Problem description
Omit every picture, then give all the entries again exactly.

(Collection entries)
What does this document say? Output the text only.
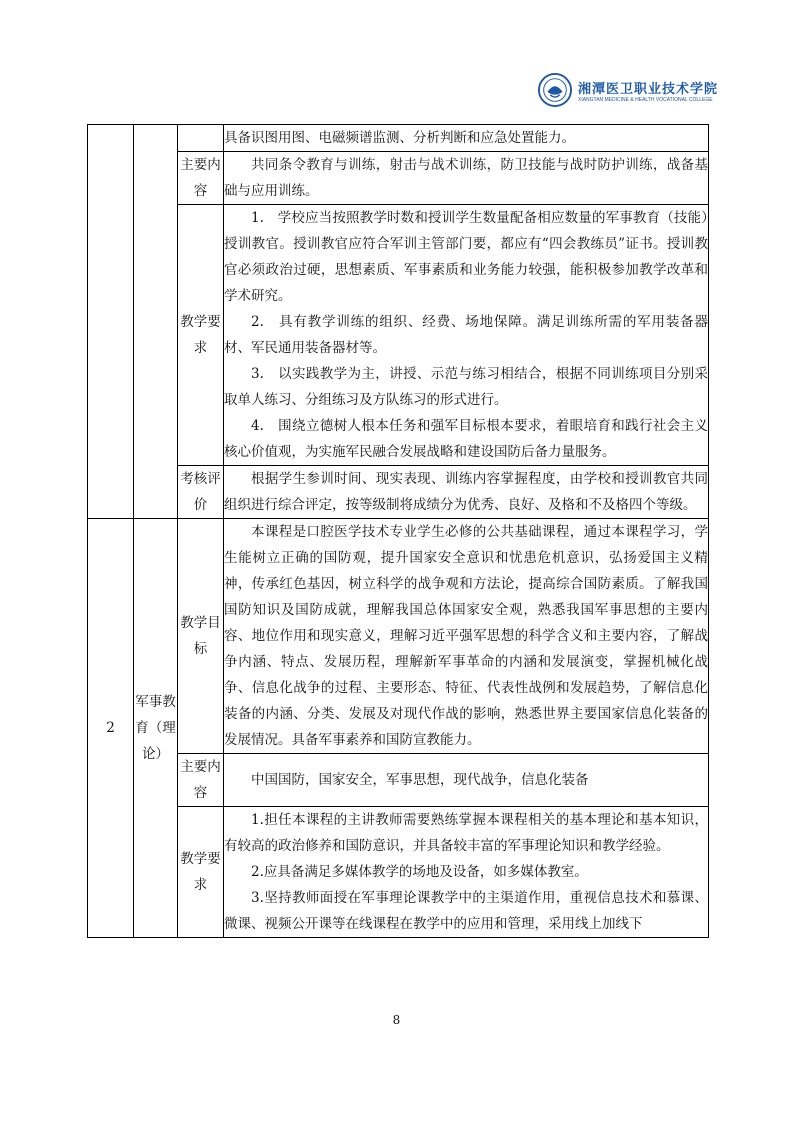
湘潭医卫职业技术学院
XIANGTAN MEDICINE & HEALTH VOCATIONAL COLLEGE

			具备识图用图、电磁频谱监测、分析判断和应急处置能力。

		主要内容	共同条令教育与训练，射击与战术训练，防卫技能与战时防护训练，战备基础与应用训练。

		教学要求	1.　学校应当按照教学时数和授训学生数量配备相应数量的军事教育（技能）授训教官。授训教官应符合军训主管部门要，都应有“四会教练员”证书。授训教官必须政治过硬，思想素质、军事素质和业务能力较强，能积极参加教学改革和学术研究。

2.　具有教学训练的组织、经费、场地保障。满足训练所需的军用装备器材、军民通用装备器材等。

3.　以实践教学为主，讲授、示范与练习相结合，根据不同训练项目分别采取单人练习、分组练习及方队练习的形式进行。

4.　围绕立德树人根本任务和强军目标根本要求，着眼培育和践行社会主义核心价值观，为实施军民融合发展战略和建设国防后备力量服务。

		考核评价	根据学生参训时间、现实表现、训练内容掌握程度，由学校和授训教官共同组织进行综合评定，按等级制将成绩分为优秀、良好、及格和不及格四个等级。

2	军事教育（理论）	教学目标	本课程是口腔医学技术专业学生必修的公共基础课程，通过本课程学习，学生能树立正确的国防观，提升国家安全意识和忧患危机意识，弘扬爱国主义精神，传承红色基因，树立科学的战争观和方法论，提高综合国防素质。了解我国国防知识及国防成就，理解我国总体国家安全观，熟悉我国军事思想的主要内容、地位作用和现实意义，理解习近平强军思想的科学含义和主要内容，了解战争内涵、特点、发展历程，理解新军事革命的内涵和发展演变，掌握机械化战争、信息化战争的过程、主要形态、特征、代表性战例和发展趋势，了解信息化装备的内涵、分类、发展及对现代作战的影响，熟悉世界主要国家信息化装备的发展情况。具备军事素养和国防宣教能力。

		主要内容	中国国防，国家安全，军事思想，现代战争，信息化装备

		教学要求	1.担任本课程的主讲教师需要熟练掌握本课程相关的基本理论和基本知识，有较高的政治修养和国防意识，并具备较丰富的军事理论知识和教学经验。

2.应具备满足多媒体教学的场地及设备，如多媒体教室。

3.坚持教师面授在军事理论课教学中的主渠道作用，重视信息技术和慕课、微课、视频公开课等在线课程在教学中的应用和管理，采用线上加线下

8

Result of the task
What does this document say? Output the text only.
湘潭医卫职业技术学院
XIANGTAN MEDICINE & HEALTH VOCATIONAL COLLEGE

			具备识图用图、电磁频谱监测、分析判断和应急处置能力。

		主要内容	共同条令教育与训练，射击与战术训练，防卫技能与战时防护训练，战备基础与应用训练。

		教学要求	1.　学校应当按照教学时数和授训学生数量配备相应数量的军事教育（技能）授训教官。授训教官应符合军训主管部门要，都应有“四会教练员”证书。授训教官必须政治过硬，思想素质、军事素质和业务能力较强，能积极参加教学改革和学术研究。

2.　具有教学训练的组织、经费、场地保障。满足训练所需的军用装备器材、军民通用装备器材等。

3.　以实践教学为主，讲授、示范与练习相结合，根据不同训练项目分别采取单人练习、分组练习及方队练习的形式进行。

4.　围绕立德树人根本任务和强军目标根本要求，着眼培育和践行社会主义核心价值观，为实施军民融合发展战略和建设国防后备力量服务。

		考核评价	根据学生参训时间、现实表现、训练内容掌握程度，由学校和授训教官共同组织进行综合评定，按等级制将成绩分为优秀、良好、及格和不及格四个等级。

2	军事教育（理论）	教学目标	本课程是口腔医学技术专业学生必修的公共基础课程，通过本课程学习，学生能树立正确的国防观，提升国家安全意识和忧患危机意识，弘扬爱国主义精神，传承红色基因，树立科学的战争观和方法论，提高综合国防素质。了解我国国防知识及国防成就，理解我国总体国家安全观，熟悉我国军事思想的主要内容、地位作用和现实意义，理解习近平强军思想的科学含义和主要内容，了解战争内涵、特点、发展历程，理解新军事革命的内涵和发展演变，掌握机械化战争、信息化战争的过程、主要形态、特征、代表性战例和发展趋势，了解信息化装备的内涵、分类、发展及对现代作战的影响，熟悉世界主要国家信息化装备的发展情况。具备军事素养和国防宣教能力。

		主要内容	中国国防，国家安全，军事思想，现代战争，信息化装备

		教学要求	1.担任本课程的主讲教师需要熟练掌握本课程相关的基本理论和基本知识，有较高的政治修养和国防意识，并具备较丰富的军事理论知识和教学经验。

2.应具备满足多媒体教学的场地及设备，如多媒体教室。

3.坚持教师面授在军事理论课教学中的主渠道作用，重视信息技术和慕课、微课、视频公开课等在线课程在教学中的应用和管理，采用线上加线下

8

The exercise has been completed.